> [INSTRUCTION] Gather every line of the entries that includes the word "nuvarande".
====== DATA EXTRACT ======
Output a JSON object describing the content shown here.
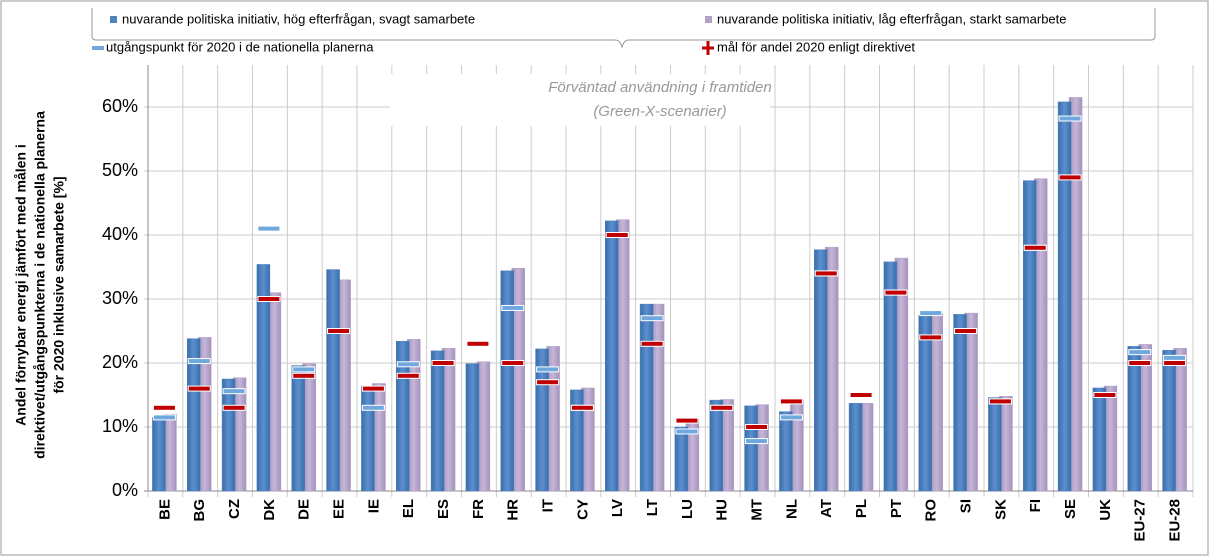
{
  "chart_data": {
    "type": "bar",
    "y_label": [
      "Andel förnybar energi jämfört med målen i",
      "direktivet/utgångspunkterna i de nationella planerna",
      "för 2020 inklusive samarbete  [%]"
    ],
    "annotation": [
      "Förväntad användning i framtiden",
      "(Green-X-scenarier)"
    ],
    "categories": [
      "BE",
      "BG",
      "CZ",
      "DK",
      "DE",
      "EE",
      "IE",
      "EL",
      "ES",
      "FR",
      "HR",
      "IT",
      "CY",
      "LV",
      "LT",
      "LU",
      "HU",
      "MT",
      "NL",
      "AT",
      "PL",
      "PT",
      "RO",
      "SI",
      "SK",
      "FI",
      "SE",
      "UK",
      "EU-27",
      "EU-28"
    ],
    "series": [
      {
        "name": "nuvarande politiska initiativ, hög efterfrågan, svagt samarbete",
        "color": "#4f81bd",
        "values": [
          11.5,
          23.8,
          17.5,
          35.4,
          19.6,
          34.6,
          16.4,
          23.4,
          21.9,
          19.9,
          34.4,
          22.2,
          15.8,
          42.2,
          29.2,
          10.0,
          14.2,
          13.3,
          12.4,
          37.7,
          13.7,
          35.8,
          27.5,
          27.6,
          14.6,
          48.5,
          60.8,
          16.1,
          22.6,
          22.0
        ]
      },
      {
        "name": "nuvarande politiska initiativ, låg efterfrågan, starkt samarbete",
        "color": "#b3a2c7",
        "values": [
          12.0,
          24.0,
          17.7,
          31.0,
          19.9,
          33.0,
          16.8,
          23.7,
          22.3,
          20.2,
          34.8,
          22.6,
          16.1,
          42.4,
          29.2,
          11.2,
          14.3,
          13.5,
          14.3,
          38.1,
          13.7,
          36.4,
          27.8,
          27.8,
          14.8,
          48.8,
          61.5,
          16.4,
          22.9,
          22.3
        ]
      },
      {
        "name": "utgångspunkt för 2020 i de nationella planerna",
        "color": "#6fa8dc",
        "marker": "dash",
        "values": [
          11.5,
          20.3,
          15.6,
          41.0,
          19.0,
          25.0,
          13.0,
          19.8,
          20.0,
          23.0,
          28.6,
          19.0,
          13.0,
          40.0,
          27.0,
          9.3,
          13.0,
          7.8,
          11.5,
          34.0,
          15.0,
          31.0,
          27.8,
          25.0,
          14.0,
          38.0,
          58.2,
          15.0,
          21.7,
          20.8
        ]
      },
      {
        "name": "mål för andel 2020 enligt direktivet",
        "color": "#c00000",
        "marker": "dash",
        "values": [
          13,
          16,
          13,
          30,
          18,
          25,
          16,
          18,
          20,
          23,
          20,
          17,
          13,
          40,
          23,
          11,
          13,
          10,
          14,
          34,
          15,
          31,
          24,
          25,
          14,
          38,
          49,
          15,
          20,
          20
        ]
      }
    ],
    "ylim": [
      0,
      65
    ],
    "yticks": [
      {
        "value": 0,
        "label": "0%"
      },
      {
        "value": 10,
        "label": "10%"
      },
      {
        "value": 20,
        "label": "20%"
      },
      {
        "value": 30,
        "label": "30%"
      },
      {
        "value": 40,
        "label": "40%"
      },
      {
        "value": 50,
        "label": "50%"
      },
      {
        "value": 60,
        "label": "60%"
      }
    ],
    "grid": true
  }
}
======
> [RIGHT ANSWER]
        "name": "nuvarande politiska initiativ, hög efterfrågan, svagt samarbete",
        "name": "nuvarande politiska initiativ, låg efterfrågan, starkt samarbete",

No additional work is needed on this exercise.